### Material for the task
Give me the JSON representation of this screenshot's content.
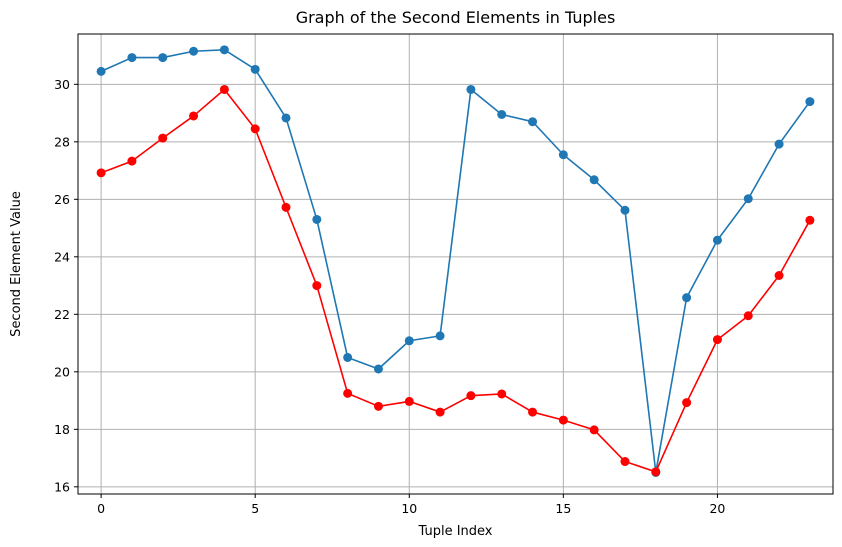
{
  "chart_data": {
    "type": "line",
    "title": "Graph of the Second Elements in Tuples",
    "xlabel": "Tuple Index",
    "ylabel": "Second Element Value",
    "xlim": [
      -0.75,
      23.75
    ],
    "ylim": [
      15.75,
      31.75
    ],
    "x_ticks": [
      0,
      5,
      10,
      15,
      20
    ],
    "y_ticks": [
      16,
      18,
      20,
      22,
      24,
      26,
      28,
      30
    ],
    "grid": true,
    "x": [
      0,
      1,
      2,
      3,
      4,
      5,
      6,
      7,
      8,
      9,
      10,
      11,
      12,
      13,
      14,
      15,
      16,
      17,
      18,
      19,
      20,
      21,
      22,
      23
    ],
    "series": [
      {
        "color": "#1f77b4",
        "marker": "circle",
        "values": [
          30.45,
          30.93,
          30.93,
          31.15,
          31.2,
          30.52,
          28.83,
          25.3,
          20.5,
          20.1,
          21.08,
          21.25,
          29.82,
          28.95,
          28.7,
          27.55,
          26.68,
          25.62,
          16.5,
          22.58,
          24.58,
          26.02,
          27.92,
          29.4
        ]
      },
      {
        "color": "#ff0000",
        "marker": "circle",
        "values": [
          26.92,
          27.33,
          28.13,
          28.9,
          29.82,
          28.45,
          25.72,
          23.0,
          19.25,
          18.8,
          18.97,
          18.6,
          19.17,
          19.23,
          18.6,
          18.32,
          17.98,
          16.88,
          16.52,
          18.93,
          21.12,
          21.95,
          23.35,
          25.27
        ]
      }
    ]
  }
}
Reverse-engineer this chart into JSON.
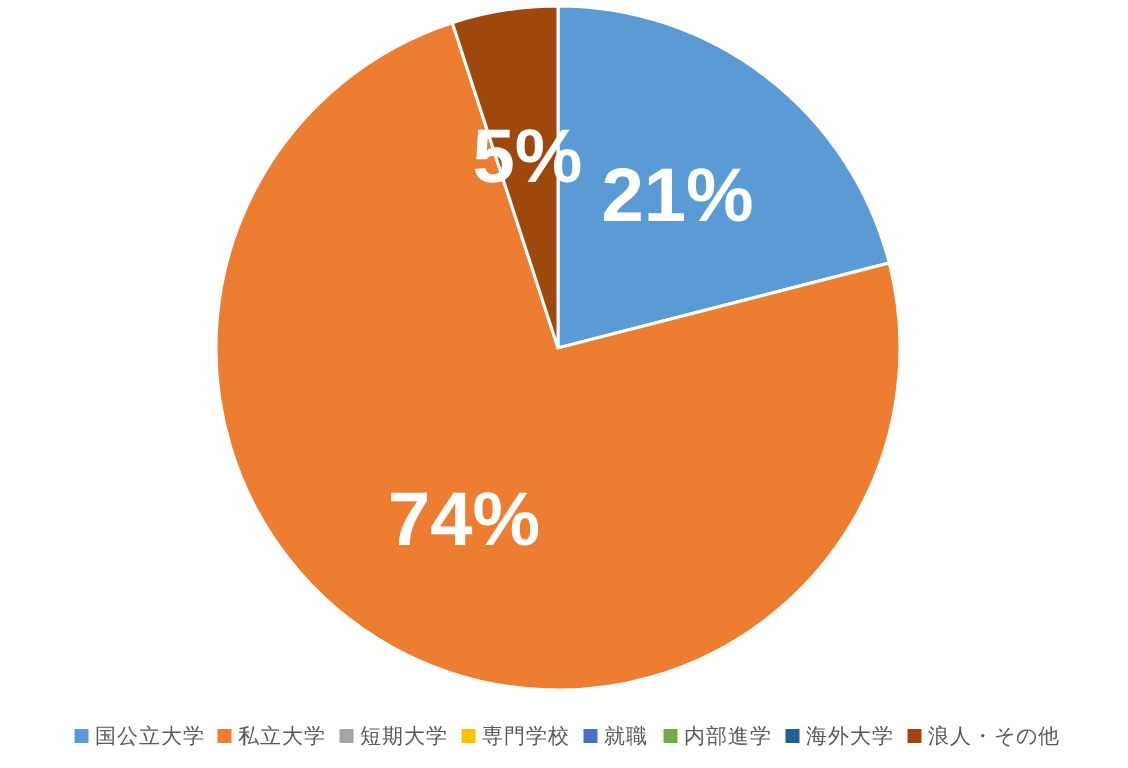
{
  "chart_data": {
    "type": "pie",
    "categories": [
      "国公立大学",
      "私立大学",
      "短期大学",
      "専門学校",
      "就職",
      "内部進学",
      "海外大学",
      "浪人・その他"
    ],
    "values": [
      21,
      74,
      0,
      0,
      0,
      0,
      0,
      5
    ],
    "colors": [
      "#5b9bd5",
      "#ed7d31",
      "#a5a5a5",
      "#ffc000",
      "#4472c4",
      "#70ad47",
      "#255e91",
      "#9e480e"
    ],
    "value_labels": [
      "21%",
      "74%",
      null,
      null,
      null,
      null,
      null,
      "5%"
    ],
    "legend": "bottom"
  }
}
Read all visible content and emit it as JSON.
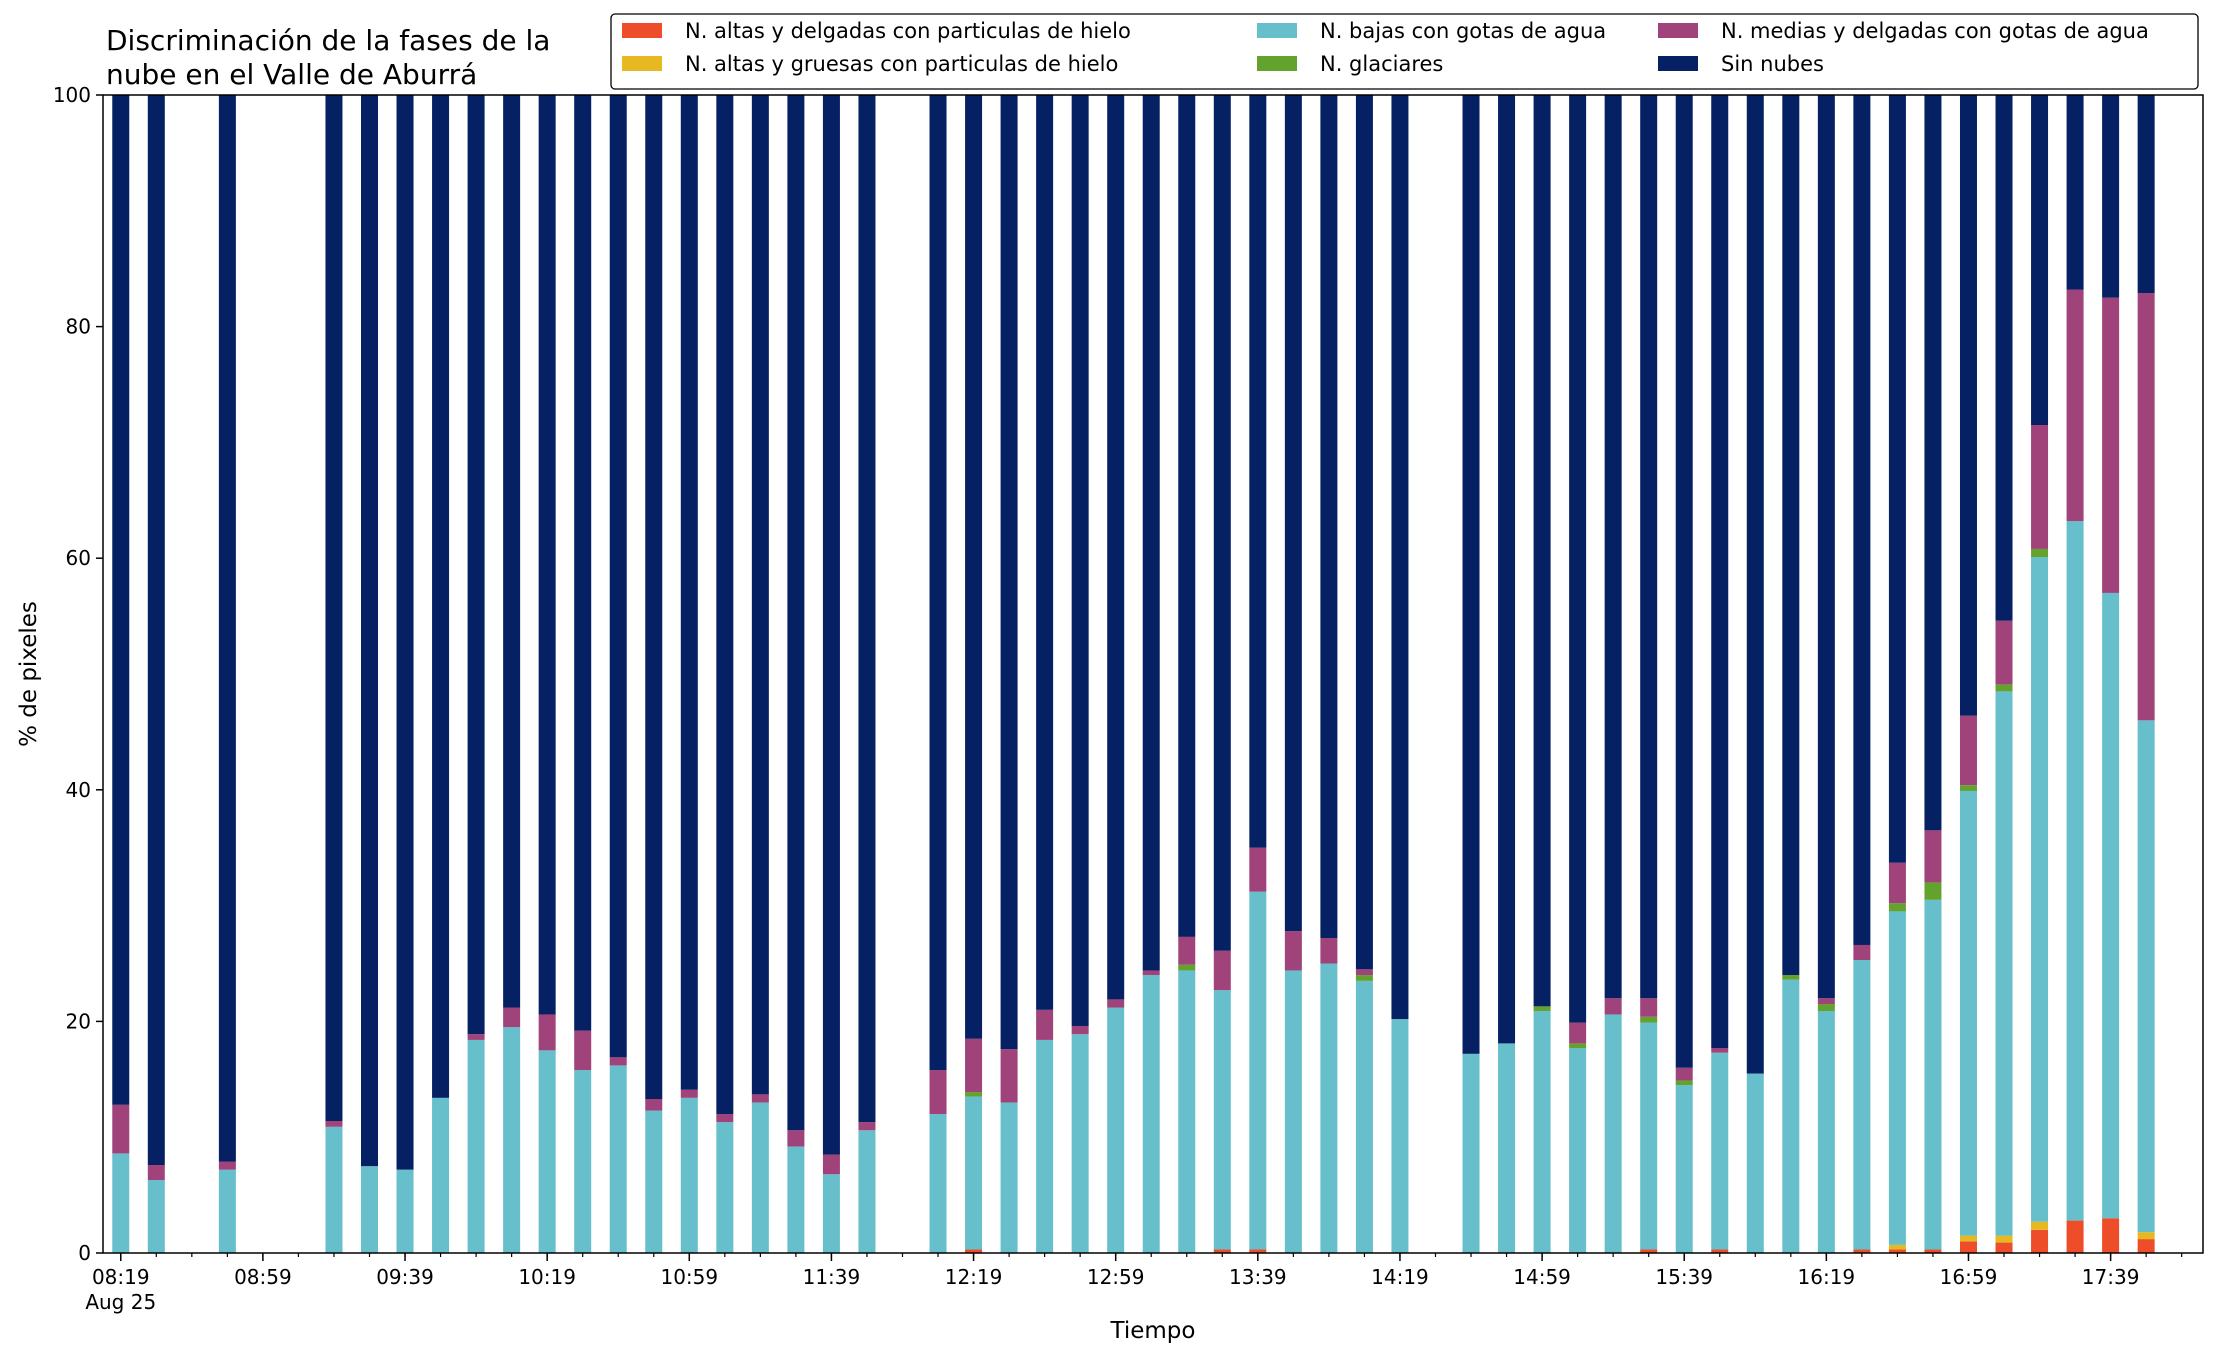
{
  "chart_data": {
    "type": "bar",
    "stacked": true,
    "title": "Discriminación de la fases de la nube en el Valle de Aburrá",
    "xlabel": "Tiempo",
    "ylabel": "% de pixeles",
    "ylim": [
      0,
      100
    ],
    "y_ticks": [
      0,
      20,
      40,
      60,
      80,
      100
    ],
    "x_range": [
      "08:14",
      "18:05"
    ],
    "x_tick_labels": [
      {
        "time": "08:19",
        "label": "08:19",
        "sublabel": "Aug 25"
      },
      {
        "time": "08:59",
        "label": "08:59"
      },
      {
        "time": "09:39",
        "label": "09:39"
      },
      {
        "time": "10:19",
        "label": "10:19"
      },
      {
        "time": "10:59",
        "label": "10:59"
      },
      {
        "time": "11:39",
        "label": "11:39"
      },
      {
        "time": "12:19",
        "label": "12:19"
      },
      {
        "time": "12:59",
        "label": "12:59"
      },
      {
        "time": "13:39",
        "label": "13:39"
      },
      {
        "time": "14:19",
        "label": "14:19"
      },
      {
        "time": "14:59",
        "label": "14:59"
      },
      {
        "time": "15:39",
        "label": "15:39"
      },
      {
        "time": "16:19",
        "label": "16:19"
      },
      {
        "time": "16:59",
        "label": "16:59"
      },
      {
        "time": "17:39",
        "label": "17:39"
      }
    ],
    "minor_tick_minutes": 10,
    "legend_position": "top-right",
    "legend_columns": 3,
    "grid": false,
    "x": [
      "08:19",
      "08:29",
      "08:49",
      "09:19",
      "09:29",
      "09:39",
      "09:49",
      "09:59",
      "10:09",
      "10:19",
      "10:29",
      "10:39",
      "10:49",
      "10:59",
      "11:09",
      "11:19",
      "11:29",
      "11:39",
      "11:49",
      "12:09",
      "12:19",
      "12:29",
      "12:39",
      "12:49",
      "12:59",
      "13:09",
      "13:19",
      "13:29",
      "13:39",
      "13:49",
      "13:59",
      "14:09",
      "14:19",
      "14:39",
      "14:49",
      "14:59",
      "15:09",
      "15:19",
      "15:29",
      "15:39",
      "15:49",
      "15:59",
      "16:09",
      "16:19",
      "16:29",
      "16:39",
      "16:49",
      "16:59",
      "17:09",
      "17:19",
      "17:29",
      "17:39",
      "17:49"
    ],
    "series": [
      {
        "name": "N. altas y delgadas con particulas de hielo",
        "color": "#EE4D2A",
        "values": [
          0,
          0,
          0,
          0,
          0,
          0,
          0,
          0,
          0,
          0,
          0,
          0,
          0,
          0,
          0,
          0,
          0,
          0,
          0,
          0,
          0.3,
          0,
          0,
          0,
          0,
          0,
          0,
          0.3,
          0.3,
          0,
          0,
          0,
          0,
          0,
          0,
          0,
          0,
          0,
          0.3,
          0,
          0.3,
          0,
          0,
          0,
          0.3,
          0.3,
          0.3,
          1.0,
          0.9,
          2.0,
          2.8,
          3.0,
          1.2
        ]
      },
      {
        "name": "N. altas y gruesas con particulas de hielo",
        "color": "#E6B821",
        "values": [
          0,
          0,
          0,
          0,
          0,
          0,
          0,
          0,
          0,
          0,
          0,
          0,
          0,
          0,
          0,
          0,
          0,
          0,
          0,
          0,
          0,
          0,
          0,
          0,
          0,
          0,
          0,
          0,
          0,
          0,
          0,
          0,
          0,
          0,
          0,
          0,
          0,
          0,
          0,
          0,
          0,
          0,
          0,
          0,
          0,
          0.4,
          0,
          0.5,
          0.6,
          0.7,
          0,
          0,
          0.6
        ]
      },
      {
        "name": "N. bajas con gotas de agua",
        "color": "#67BFCB",
        "values": [
          8.6,
          6.3,
          7.2,
          10.9,
          7.5,
          7.2,
          13.4,
          18.4,
          19.5,
          17.5,
          15.8,
          16.2,
          12.3,
          13.4,
          11.3,
          13.0,
          9.2,
          6.8,
          10.6,
          12.0,
          13.2,
          13.0,
          18.4,
          18.9,
          21.2,
          24.0,
          24.4,
          22.4,
          30.9,
          24.4,
          25.0,
          23.5,
          20.2,
          17.2,
          18.1,
          20.9,
          17.7,
          20.6,
          19.6,
          14.5,
          17.0,
          15.5,
          23.6,
          20.9,
          25.0,
          28.8,
          30.2,
          38.4,
          47.0,
          57.4,
          60.4,
          54.0,
          44.2
        ]
      },
      {
        "name": "N. glaciares",
        "color": "#64A22E",
        "values": [
          0,
          0,
          0,
          0,
          0,
          0,
          0,
          0,
          0,
          0,
          0,
          0,
          0,
          0,
          0,
          0,
          0,
          0,
          0,
          0,
          0.4,
          0,
          0,
          0,
          0,
          0,
          0.5,
          0,
          0,
          0,
          0,
          0.5,
          0,
          0,
          0,
          0.4,
          0.4,
          0,
          0.5,
          0.4,
          0,
          0,
          0.4,
          0.6,
          0,
          0.7,
          1.5,
          0.5,
          0.6,
          0.7,
          0,
          0,
          0
        ]
      },
      {
        "name": "N. medias y delgadas con gotas de agua",
        "color": "#A0437A",
        "values": [
          4.2,
          1.3,
          0.7,
          0.5,
          0,
          0,
          0,
          0.5,
          1.7,
          3.1,
          3.4,
          0.7,
          1.0,
          0.7,
          0.7,
          0.7,
          1.4,
          1.7,
          0.7,
          3.8,
          4.6,
          4.6,
          2.6,
          0.7,
          0.7,
          0.4,
          2.4,
          3.4,
          3.8,
          3.4,
          2.2,
          0.5,
          0,
          0,
          0,
          0,
          1.8,
          1.4,
          1.6,
          1.1,
          0.4,
          0,
          0,
          0.5,
          1.3,
          3.5,
          4.5,
          6.0,
          5.5,
          10.7,
          20.0,
          25.5,
          36.9
        ]
      },
      {
        "name": "Sin nubes",
        "color": "#052063",
        "values": [
          87.2,
          92.4,
          92.1,
          88.6,
          92.5,
          92.8,
          86.6,
          81.1,
          78.8,
          79.4,
          80.8,
          83.1,
          86.7,
          85.9,
          88.0,
          86.3,
          89.4,
          91.5,
          88.7,
          84.2,
          81.5,
          82.4,
          79.0,
          80.4,
          78.1,
          75.6,
          72.7,
          73.9,
          65.0,
          72.2,
          72.8,
          75.5,
          79.8,
          82.8,
          81.9,
          78.7,
          80.1,
          78.0,
          78.0,
          84.0,
          82.3,
          84.5,
          76.0,
          78.0,
          73.4,
          66.3,
          63.5,
          53.6,
          45.4,
          28.5,
          16.8,
          17.5,
          17.1
        ]
      }
    ]
  }
}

### Exercise
Report how many lines in these entries contain "hielo". Answer with the number only.

### Task solution
2